-- REQUIRED TASK --
Copy each line of the data below exactly, leaving out pictures.

Entries with figure data:
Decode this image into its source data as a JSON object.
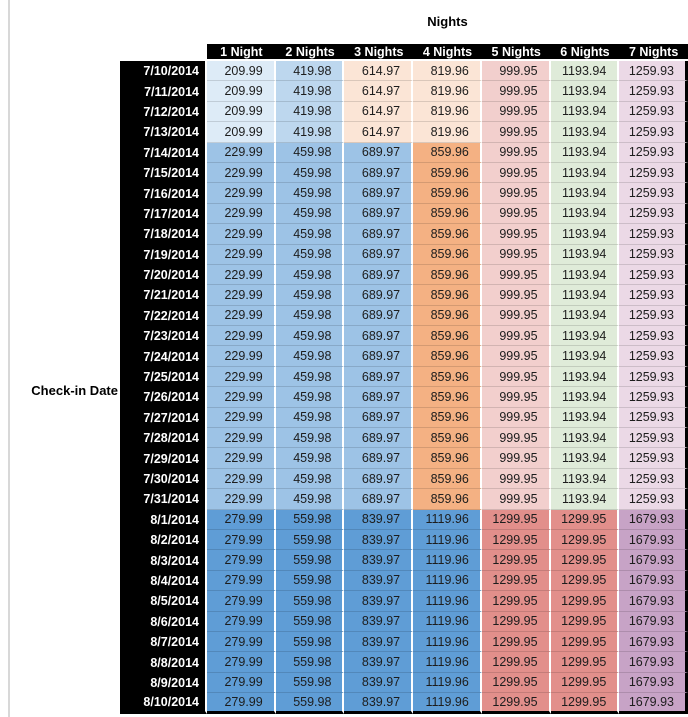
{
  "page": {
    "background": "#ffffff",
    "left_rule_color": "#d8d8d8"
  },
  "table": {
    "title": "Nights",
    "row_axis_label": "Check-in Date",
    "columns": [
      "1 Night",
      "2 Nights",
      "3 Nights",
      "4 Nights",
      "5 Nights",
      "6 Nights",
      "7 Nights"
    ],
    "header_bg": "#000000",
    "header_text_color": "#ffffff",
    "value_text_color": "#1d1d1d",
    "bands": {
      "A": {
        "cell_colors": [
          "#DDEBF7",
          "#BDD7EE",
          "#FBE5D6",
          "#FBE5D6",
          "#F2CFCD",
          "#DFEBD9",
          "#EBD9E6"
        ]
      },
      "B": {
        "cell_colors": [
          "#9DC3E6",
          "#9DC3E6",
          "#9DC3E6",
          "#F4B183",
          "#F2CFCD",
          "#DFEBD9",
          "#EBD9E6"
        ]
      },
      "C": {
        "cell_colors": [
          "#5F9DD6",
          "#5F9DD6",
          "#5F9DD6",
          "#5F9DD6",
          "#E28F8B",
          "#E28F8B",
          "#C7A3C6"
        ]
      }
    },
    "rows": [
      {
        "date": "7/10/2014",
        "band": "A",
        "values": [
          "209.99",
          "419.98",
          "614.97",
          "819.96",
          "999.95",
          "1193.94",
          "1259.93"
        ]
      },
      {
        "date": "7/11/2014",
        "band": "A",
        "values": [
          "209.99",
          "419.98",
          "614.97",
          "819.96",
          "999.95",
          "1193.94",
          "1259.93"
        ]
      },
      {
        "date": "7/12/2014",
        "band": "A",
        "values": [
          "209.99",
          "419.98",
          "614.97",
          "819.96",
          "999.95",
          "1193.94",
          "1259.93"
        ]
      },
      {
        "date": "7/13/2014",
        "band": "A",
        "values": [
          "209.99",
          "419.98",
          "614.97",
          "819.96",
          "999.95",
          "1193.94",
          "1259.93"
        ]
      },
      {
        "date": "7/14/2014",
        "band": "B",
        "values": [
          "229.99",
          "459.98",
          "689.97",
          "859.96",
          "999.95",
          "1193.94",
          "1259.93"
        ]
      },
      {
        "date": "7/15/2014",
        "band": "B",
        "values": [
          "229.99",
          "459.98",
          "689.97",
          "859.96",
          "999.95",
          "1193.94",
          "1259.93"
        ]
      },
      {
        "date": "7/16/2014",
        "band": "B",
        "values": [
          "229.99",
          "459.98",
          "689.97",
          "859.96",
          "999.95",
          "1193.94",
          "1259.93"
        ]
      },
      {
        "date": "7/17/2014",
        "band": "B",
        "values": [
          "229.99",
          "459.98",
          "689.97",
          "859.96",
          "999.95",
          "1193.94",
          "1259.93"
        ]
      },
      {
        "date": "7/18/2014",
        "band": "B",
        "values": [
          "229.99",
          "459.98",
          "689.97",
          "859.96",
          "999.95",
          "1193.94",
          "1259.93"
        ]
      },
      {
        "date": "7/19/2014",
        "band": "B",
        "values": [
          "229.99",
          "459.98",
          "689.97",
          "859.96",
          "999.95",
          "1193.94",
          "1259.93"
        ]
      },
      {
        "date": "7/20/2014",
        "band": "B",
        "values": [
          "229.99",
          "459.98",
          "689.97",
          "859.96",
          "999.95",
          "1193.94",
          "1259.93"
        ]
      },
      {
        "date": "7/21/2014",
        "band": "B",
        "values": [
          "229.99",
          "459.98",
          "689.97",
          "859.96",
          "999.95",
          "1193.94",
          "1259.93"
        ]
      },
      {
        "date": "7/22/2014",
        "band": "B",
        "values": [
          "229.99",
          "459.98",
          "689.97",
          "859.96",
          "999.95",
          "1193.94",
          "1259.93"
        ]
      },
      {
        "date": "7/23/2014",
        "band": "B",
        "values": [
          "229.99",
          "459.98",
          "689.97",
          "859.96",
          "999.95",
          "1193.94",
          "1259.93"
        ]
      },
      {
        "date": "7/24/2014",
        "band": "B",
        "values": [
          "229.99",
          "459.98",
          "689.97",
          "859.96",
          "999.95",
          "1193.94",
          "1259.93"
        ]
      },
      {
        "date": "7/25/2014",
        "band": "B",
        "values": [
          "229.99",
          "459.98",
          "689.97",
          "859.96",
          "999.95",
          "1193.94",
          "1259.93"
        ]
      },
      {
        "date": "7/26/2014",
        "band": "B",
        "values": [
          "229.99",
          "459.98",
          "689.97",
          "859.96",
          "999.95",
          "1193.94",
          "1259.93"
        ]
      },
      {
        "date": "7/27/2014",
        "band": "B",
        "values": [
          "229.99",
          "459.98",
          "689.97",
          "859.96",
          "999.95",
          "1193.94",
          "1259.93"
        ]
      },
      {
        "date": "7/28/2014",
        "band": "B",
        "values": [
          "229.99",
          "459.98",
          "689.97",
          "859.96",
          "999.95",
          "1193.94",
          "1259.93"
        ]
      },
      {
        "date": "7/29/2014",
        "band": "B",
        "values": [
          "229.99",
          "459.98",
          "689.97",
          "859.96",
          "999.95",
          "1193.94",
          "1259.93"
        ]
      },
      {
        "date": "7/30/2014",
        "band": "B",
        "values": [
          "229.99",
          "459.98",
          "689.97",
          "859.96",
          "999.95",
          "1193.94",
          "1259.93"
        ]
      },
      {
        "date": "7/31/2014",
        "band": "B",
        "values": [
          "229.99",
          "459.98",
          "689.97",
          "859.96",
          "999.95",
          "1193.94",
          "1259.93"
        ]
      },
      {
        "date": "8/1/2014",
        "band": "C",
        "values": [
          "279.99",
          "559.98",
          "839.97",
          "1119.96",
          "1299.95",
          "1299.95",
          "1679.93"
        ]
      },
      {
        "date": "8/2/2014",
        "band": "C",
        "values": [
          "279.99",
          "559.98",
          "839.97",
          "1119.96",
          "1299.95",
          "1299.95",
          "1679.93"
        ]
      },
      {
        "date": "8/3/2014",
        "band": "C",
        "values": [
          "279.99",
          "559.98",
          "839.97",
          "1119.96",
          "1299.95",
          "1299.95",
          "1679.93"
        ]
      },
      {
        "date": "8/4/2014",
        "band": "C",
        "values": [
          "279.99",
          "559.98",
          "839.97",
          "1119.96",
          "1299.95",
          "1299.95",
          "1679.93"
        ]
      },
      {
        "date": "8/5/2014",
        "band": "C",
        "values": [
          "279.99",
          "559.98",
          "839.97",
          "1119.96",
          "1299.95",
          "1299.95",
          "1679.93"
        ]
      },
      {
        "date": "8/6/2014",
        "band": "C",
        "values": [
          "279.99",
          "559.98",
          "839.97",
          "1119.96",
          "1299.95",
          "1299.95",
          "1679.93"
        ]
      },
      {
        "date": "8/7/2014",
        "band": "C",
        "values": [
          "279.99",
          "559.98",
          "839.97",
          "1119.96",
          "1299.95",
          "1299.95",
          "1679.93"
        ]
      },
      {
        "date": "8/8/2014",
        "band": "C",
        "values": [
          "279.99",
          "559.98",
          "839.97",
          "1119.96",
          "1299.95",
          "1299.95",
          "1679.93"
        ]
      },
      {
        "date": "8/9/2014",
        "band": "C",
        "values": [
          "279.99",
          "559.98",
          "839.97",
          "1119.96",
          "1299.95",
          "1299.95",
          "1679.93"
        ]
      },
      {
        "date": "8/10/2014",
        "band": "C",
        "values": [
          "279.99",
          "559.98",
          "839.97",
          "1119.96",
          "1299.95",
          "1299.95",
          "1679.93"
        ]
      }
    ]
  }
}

-- IN RESPONSE --
Decode this image into its source data as a JSON object.
{
  "page": {
    "background": "#ffffff",
    "left_rule_color": "#d8d8d8"
  },
  "table": {
    "title": "Nights",
    "row_axis_label": "Check-in Date",
    "columns": [
      "1 Night",
      "2 Nights",
      "3 Nights",
      "4 Nights",
      "5 Nights",
      "6 Nights",
      "7 Nights"
    ],
    "header_bg": "#000000",
    "header_text_color": "#ffffff",
    "value_text_color": "#1d1d1d",
    "bands": {
      "A": {
        "cell_colors": [
          "#DDEBF7",
          "#BDD7EE",
          "#FBE5D6",
          "#FBE5D6",
          "#F2CFCD",
          "#DFEBD9",
          "#EBD9E6"
        ]
      },
      "B": {
        "cell_colors": [
          "#9DC3E6",
          "#9DC3E6",
          "#9DC3E6",
          "#F4B183",
          "#F2CFCD",
          "#DFEBD9",
          "#EBD9E6"
        ]
      },
      "C": {
        "cell_colors": [
          "#5F9DD6",
          "#5F9DD6",
          "#5F9DD6",
          "#5F9DD6",
          "#E28F8B",
          "#E28F8B",
          "#C7A3C6"
        ]
      }
    },
    "rows": [
      {
        "date": "7/10/2014",
        "band": "A",
        "values": [
          "209.99",
          "419.98",
          "614.97",
          "819.96",
          "999.95",
          "1193.94",
          "1259.93"
        ]
      },
      {
        "date": "7/11/2014",
        "band": "A",
        "values": [
          "209.99",
          "419.98",
          "614.97",
          "819.96",
          "999.95",
          "1193.94",
          "1259.93"
        ]
      },
      {
        "date": "7/12/2014",
        "band": "A",
        "values": [
          "209.99",
          "419.98",
          "614.97",
          "819.96",
          "999.95",
          "1193.94",
          "1259.93"
        ]
      },
      {
        "date": "7/13/2014",
        "band": "A",
        "values": [
          "209.99",
          "419.98",
          "614.97",
          "819.96",
          "999.95",
          "1193.94",
          "1259.93"
        ]
      },
      {
        "date": "7/14/2014",
        "band": "B",
        "values": [
          "229.99",
          "459.98",
          "689.97",
          "859.96",
          "999.95",
          "1193.94",
          "1259.93"
        ]
      },
      {
        "date": "7/15/2014",
        "band": "B",
        "values": [
          "229.99",
          "459.98",
          "689.97",
          "859.96",
          "999.95",
          "1193.94",
          "1259.93"
        ]
      },
      {
        "date": "7/16/2014",
        "band": "B",
        "values": [
          "229.99",
          "459.98",
          "689.97",
          "859.96",
          "999.95",
          "1193.94",
          "1259.93"
        ]
      },
      {
        "date": "7/17/2014",
        "band": "B",
        "values": [
          "229.99",
          "459.98",
          "689.97",
          "859.96",
          "999.95",
          "1193.94",
          "1259.93"
        ]
      },
      {
        "date": "7/18/2014",
        "band": "B",
        "values": [
          "229.99",
          "459.98",
          "689.97",
          "859.96",
          "999.95",
          "1193.94",
          "1259.93"
        ]
      },
      {
        "date": "7/19/2014",
        "band": "B",
        "values": [
          "229.99",
          "459.98",
          "689.97",
          "859.96",
          "999.95",
          "1193.94",
          "1259.93"
        ]
      },
      {
        "date": "7/20/2014",
        "band": "B",
        "values": [
          "229.99",
          "459.98",
          "689.97",
          "859.96",
          "999.95",
          "1193.94",
          "1259.93"
        ]
      },
      {
        "date": "7/21/2014",
        "band": "B",
        "values": [
          "229.99",
          "459.98",
          "689.97",
          "859.96",
          "999.95",
          "1193.94",
          "1259.93"
        ]
      },
      {
        "date": "7/22/2014",
        "band": "B",
        "values": [
          "229.99",
          "459.98",
          "689.97",
          "859.96",
          "999.95",
          "1193.94",
          "1259.93"
        ]
      },
      {
        "date": "7/23/2014",
        "band": "B",
        "values": [
          "229.99",
          "459.98",
          "689.97",
          "859.96",
          "999.95",
          "1193.94",
          "1259.93"
        ]
      },
      {
        "date": "7/24/2014",
        "band": "B",
        "values": [
          "229.99",
          "459.98",
          "689.97",
          "859.96",
          "999.95",
          "1193.94",
          "1259.93"
        ]
      },
      {
        "date": "7/25/2014",
        "band": "B",
        "values": [
          "229.99",
          "459.98",
          "689.97",
          "859.96",
          "999.95",
          "1193.94",
          "1259.93"
        ]
      },
      {
        "date": "7/26/2014",
        "band": "B",
        "values": [
          "229.99",
          "459.98",
          "689.97",
          "859.96",
          "999.95",
          "1193.94",
          "1259.93"
        ]
      },
      {
        "date": "7/27/2014",
        "band": "B",
        "values": [
          "229.99",
          "459.98",
          "689.97",
          "859.96",
          "999.95",
          "1193.94",
          "1259.93"
        ]
      },
      {
        "date": "7/28/2014",
        "band": "B",
        "values": [
          "229.99",
          "459.98",
          "689.97",
          "859.96",
          "999.95",
          "1193.94",
          "1259.93"
        ]
      },
      {
        "date": "7/29/2014",
        "band": "B",
        "values": [
          "229.99",
          "459.98",
          "689.97",
          "859.96",
          "999.95",
          "1193.94",
          "1259.93"
        ]
      },
      {
        "date": "7/30/2014",
        "band": "B",
        "values": [
          "229.99",
          "459.98",
          "689.97",
          "859.96",
          "999.95",
          "1193.94",
          "1259.93"
        ]
      },
      {
        "date": "7/31/2014",
        "band": "B",
        "values": [
          "229.99",
          "459.98",
          "689.97",
          "859.96",
          "999.95",
          "1193.94",
          "1259.93"
        ]
      },
      {
        "date": "8/1/2014",
        "band": "C",
        "values": [
          "279.99",
          "559.98",
          "839.97",
          "1119.96",
          "1299.95",
          "1299.95",
          "1679.93"
        ]
      },
      {
        "date": "8/2/2014",
        "band": "C",
        "values": [
          "279.99",
          "559.98",
          "839.97",
          "1119.96",
          "1299.95",
          "1299.95",
          "1679.93"
        ]
      },
      {
        "date": "8/3/2014",
        "band": "C",
        "values": [
          "279.99",
          "559.98",
          "839.97",
          "1119.96",
          "1299.95",
          "1299.95",
          "1679.93"
        ]
      },
      {
        "date": "8/4/2014",
        "band": "C",
        "values": [
          "279.99",
          "559.98",
          "839.97",
          "1119.96",
          "1299.95",
          "1299.95",
          "1679.93"
        ]
      },
      {
        "date": "8/5/2014",
        "band": "C",
        "values": [
          "279.99",
          "559.98",
          "839.97",
          "1119.96",
          "1299.95",
          "1299.95",
          "1679.93"
        ]
      },
      {
        "date": "8/6/2014",
        "band": "C",
        "values": [
          "279.99",
          "559.98",
          "839.97",
          "1119.96",
          "1299.95",
          "1299.95",
          "1679.93"
        ]
      },
      {
        "date": "8/7/2014",
        "band": "C",
        "values": [
          "279.99",
          "559.98",
          "839.97",
          "1119.96",
          "1299.95",
          "1299.95",
          "1679.93"
        ]
      },
      {
        "date": "8/8/2014",
        "band": "C",
        "values": [
          "279.99",
          "559.98",
          "839.97",
          "1119.96",
          "1299.95",
          "1299.95",
          "1679.93"
        ]
      },
      {
        "date": "8/9/2014",
        "band": "C",
        "values": [
          "279.99",
          "559.98",
          "839.97",
          "1119.96",
          "1299.95",
          "1299.95",
          "1679.93"
        ]
      },
      {
        "date": "8/10/2014",
        "band": "C",
        "values": [
          "279.99",
          "559.98",
          "839.97",
          "1119.96",
          "1299.95",
          "1299.95",
          "1679.93"
        ]
      }
    ]
  }
}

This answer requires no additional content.